***** EXCERPTED RECORDS

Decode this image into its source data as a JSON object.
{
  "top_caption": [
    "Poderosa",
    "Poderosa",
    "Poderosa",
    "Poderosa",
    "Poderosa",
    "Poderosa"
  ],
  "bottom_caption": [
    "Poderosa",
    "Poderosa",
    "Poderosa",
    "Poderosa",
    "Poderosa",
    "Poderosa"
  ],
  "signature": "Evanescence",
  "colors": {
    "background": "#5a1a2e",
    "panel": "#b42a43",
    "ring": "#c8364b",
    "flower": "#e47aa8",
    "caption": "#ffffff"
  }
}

**********

TASK DETAILS —
Write out every line of the material again, exactly as it reads.

EXERCISE ANSWER —
Decode this image into its source data as a JSON object.
{
  "top_caption": [
    "Poderosa",
    "Poderosa",
    "Poderosa",
    "Poderosa",
    "Poderosa",
    "Poderosa"
  ],
  "bottom_caption": [
    "Poderosa",
    "Poderosa",
    "Poderosa",
    "Poderosa",
    "Poderosa",
    "Poderosa"
  ],
  "signature": "Evanescence",
  "colors": {
    "background": "#5a1a2e",
    "panel": "#b42a43",
    "ring": "#c8364b",
    "flower": "#e47aa8",
    "caption": "#ffffff"
  }
}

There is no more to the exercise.